▸ The records:
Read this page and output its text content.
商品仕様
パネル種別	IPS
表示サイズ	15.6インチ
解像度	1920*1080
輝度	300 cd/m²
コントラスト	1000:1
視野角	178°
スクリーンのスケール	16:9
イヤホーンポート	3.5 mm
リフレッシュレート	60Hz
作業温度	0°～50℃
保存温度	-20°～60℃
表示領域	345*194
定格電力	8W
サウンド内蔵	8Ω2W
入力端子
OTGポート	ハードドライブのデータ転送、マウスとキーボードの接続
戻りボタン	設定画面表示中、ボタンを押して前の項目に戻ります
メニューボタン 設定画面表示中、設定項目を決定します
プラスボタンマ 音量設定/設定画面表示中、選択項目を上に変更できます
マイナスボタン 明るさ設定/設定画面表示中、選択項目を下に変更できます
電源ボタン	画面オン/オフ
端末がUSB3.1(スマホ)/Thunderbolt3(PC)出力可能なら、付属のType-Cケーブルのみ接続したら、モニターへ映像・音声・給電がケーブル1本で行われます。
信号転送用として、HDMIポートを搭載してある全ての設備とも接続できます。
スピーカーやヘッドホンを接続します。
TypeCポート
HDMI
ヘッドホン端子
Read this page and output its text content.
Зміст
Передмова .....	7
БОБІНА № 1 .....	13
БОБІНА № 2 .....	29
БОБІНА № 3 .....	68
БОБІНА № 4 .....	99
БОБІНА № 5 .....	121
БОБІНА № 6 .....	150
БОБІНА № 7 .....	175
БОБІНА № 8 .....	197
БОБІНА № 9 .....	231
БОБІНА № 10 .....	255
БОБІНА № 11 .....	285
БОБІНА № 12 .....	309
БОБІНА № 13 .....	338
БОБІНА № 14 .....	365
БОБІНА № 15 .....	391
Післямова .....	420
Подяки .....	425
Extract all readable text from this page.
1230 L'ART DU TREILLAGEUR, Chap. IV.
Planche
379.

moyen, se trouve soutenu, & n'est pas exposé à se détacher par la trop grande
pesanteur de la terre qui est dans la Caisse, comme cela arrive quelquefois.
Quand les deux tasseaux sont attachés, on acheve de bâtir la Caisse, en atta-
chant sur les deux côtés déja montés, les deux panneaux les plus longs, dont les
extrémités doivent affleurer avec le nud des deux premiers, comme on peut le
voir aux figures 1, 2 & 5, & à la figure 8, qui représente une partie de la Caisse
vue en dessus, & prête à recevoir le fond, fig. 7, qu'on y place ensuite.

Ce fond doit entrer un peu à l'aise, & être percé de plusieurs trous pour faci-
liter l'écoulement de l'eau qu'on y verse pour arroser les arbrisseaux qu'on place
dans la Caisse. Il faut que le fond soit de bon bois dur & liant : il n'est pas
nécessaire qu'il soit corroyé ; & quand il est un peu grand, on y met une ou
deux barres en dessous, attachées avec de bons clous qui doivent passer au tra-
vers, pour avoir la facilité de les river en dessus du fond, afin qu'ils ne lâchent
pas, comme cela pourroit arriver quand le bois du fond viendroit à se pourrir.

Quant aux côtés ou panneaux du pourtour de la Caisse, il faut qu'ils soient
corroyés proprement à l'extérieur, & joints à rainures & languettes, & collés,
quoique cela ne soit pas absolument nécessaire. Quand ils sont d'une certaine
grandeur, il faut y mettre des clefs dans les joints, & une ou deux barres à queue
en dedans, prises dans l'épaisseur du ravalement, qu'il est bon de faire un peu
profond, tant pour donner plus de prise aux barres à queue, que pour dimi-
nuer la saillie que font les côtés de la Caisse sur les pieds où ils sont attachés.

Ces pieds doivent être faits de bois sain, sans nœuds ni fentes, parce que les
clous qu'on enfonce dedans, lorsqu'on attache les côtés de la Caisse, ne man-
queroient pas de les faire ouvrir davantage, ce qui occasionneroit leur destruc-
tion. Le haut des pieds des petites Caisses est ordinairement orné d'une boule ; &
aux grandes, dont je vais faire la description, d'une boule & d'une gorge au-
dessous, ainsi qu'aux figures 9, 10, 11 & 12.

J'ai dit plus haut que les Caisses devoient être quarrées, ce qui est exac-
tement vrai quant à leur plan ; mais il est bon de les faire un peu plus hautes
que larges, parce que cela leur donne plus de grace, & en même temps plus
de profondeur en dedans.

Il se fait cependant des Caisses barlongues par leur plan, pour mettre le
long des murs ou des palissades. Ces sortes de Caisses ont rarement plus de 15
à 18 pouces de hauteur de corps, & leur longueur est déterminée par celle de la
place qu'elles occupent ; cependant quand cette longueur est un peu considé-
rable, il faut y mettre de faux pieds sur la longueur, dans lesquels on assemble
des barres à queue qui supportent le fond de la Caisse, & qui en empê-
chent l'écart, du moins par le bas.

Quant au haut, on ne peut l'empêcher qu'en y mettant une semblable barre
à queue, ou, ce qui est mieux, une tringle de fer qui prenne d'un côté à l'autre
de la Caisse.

▸ Exercise description: Write the material out again in its entirety, exactly as shown.

▸ Exercise response:
Read this page and output its text content.
商品仕様
パネル種別	IPS
表示サイズ	15.6インチ
解像度	1920*1080
輝度	300 cd/m²
コントラスト	1000:1
視野角	178°
スクリーンのスケール	16:9
イヤホーンポート	3.5 mm
リフレッシュレート	60Hz
作業温度	0°～50℃
保存温度	-20°～60℃
表示領域	345*194
定格電力	8W
サウンド内蔵	8Ω2W
入力端子
OTGポート	ハードドライブのデータ転送、マウスとキーボードの接続
戻りボタン	設定画面表示中、ボタンを押して前の項目に戻ります
メニューボタン 設定画面表示中、設定項目を決定します
プラスボタンマ 音量設定/設定画面表示中、選択項目を上に変更できます
マイナスボタン 明るさ設定/設定画面表示中、選択項目を下に変更できます
電源ボタン	画面オン/オフ
端末がUSB3.1(スマホ)/Thunderbolt3(PC)出力可能なら、付属のType-Cケーブルのみ接続したら、モニターへ映像・音声・給電がケーブル1本で行われます。
信号転送用として、HDMIポートを搭載してある全ての設備とも接続できます。
スピーカーやヘッドホンを接続します。
TypeCポート
HDMI
ヘッドホン端子
Read this page and output its text content.
Зміст
Передмова .....	7
БОБІНА № 1 .....	13
БОБІНА № 2 .....	29
БОБІНА № 3 .....	68
БОБІНА № 4 .....	99
БОБІНА № 5 .....	121
БОБІНА № 6 .....	150
БОБІНА № 7 .....	175
БОБІНА № 8 .....	197
БОБІНА № 9 .....	231
БОБІНА № 10 .....	255
БОБІНА № 11 .....	285
БОБІНА № 12 .....	309
БОБІНА № 13 .....	338
БОБІНА № 14 .....	365
БОБІНА № 15 .....	391
Післямова .....	420
Подяки .....	425
Extract all readable text from this page.
1230 L'ART DU TREILLAGEUR, Chap. IV.
Planche
379.

moyen, se trouve soutenu, & n'est pas exposé à se détacher par la trop grande
pesanteur de la terre qui est dans la Caisse, comme cela arrive quelquefois.
Quand les deux tasseaux sont attachés, on acheve de bâtir la Caisse, en atta-
chant sur les deux côtés déja montés, les deux panneaux les plus longs, dont les
extrémités doivent affleurer avec le nud des deux premiers, comme on peut le
voir aux figures 1, 2 & 5, & à la figure 8, qui représente une partie de la Caisse
vue en dessus, & prête à recevoir le fond, fig. 7, qu'on y place ensuite.

Ce fond doit entrer un peu à l'aise, & être percé de plusieurs trous pour faci-
liter l'écoulement de l'eau qu'on y verse pour arroser les arbrisseaux qu'on place
dans la Caisse. Il faut que le fond soit de bon bois dur & liant : il n'est pas
nécessaire qu'il soit corroyé ; & quand il est un peu grand, on y met une ou
deux barres en dessous, attachées avec de bons clous qui doivent passer au tra-
vers, pour avoir la facilité de les river en dessus du fond, afin qu'ils ne lâchent
pas, comme cela pourroit arriver quand le bois du fond viendroit à se pourrir.

Quant aux côtés ou panneaux du pourtour de la Caisse, il faut qu'ils soient
corroyés proprement à l'extérieur, & joints à rainures & languettes, & collés,
quoique cela ne soit pas absolument nécessaire. Quand ils sont d'une certaine
grandeur, il faut y mettre des clefs dans les joints, & une ou deux barres à queue
en dedans, prises dans l'épaisseur du ravalement, qu'il est bon de faire un peu
profond, tant pour donner plus de prise aux barres à queue, que pour dimi-
nuer la saillie que font les côtés de la Caisse sur les pieds où ils sont attachés.

Ces pieds doivent être faits de bois sain, sans nœuds ni fentes, parce que les
clous qu'on enfonce dedans, lorsqu'on attache les côtés de la Caisse, ne man-
queroient pas de les faire ouvrir davantage, ce qui occasionneroit leur destruc-
tion. Le haut des pieds des petites Caisses est ordinairement orné d'une boule ; &
aux grandes, dont je vais faire la description, d'une boule & d'une gorge au-
dessous, ainsi qu'aux figures 9, 10, 11 & 12.

J'ai dit plus haut que les Caisses devoient être quarrées, ce qui est exac-
tement vrai quant à leur plan ; mais il est bon de les faire un peu plus hautes
que larges, parce que cela leur donne plus de grace, & en même temps plus
de profondeur en dedans.

Il se fait cependant des Caisses barlongues par leur plan, pour mettre le
long des murs ou des palissades. Ces sortes de Caisses ont rarement plus de 15
à 18 pouces de hauteur de corps, & leur longueur est déterminée par celle de la
place qu'elles occupent ; cependant quand cette longueur est un peu considé-
rable, il faut y mettre de faux pieds sur la longueur, dans lesquels on assemble
des barres à queue qui supportent le fond de la Caisse, & qui en empê-
chent l'écart, du moins par le bas.

Quant au haut, on ne peut l'empêcher qu'en y mettant une semblable barre
à queue, ou, ce qui est mieux, une tringle de fer qui prenne d'un côté à l'autre
de la Caisse.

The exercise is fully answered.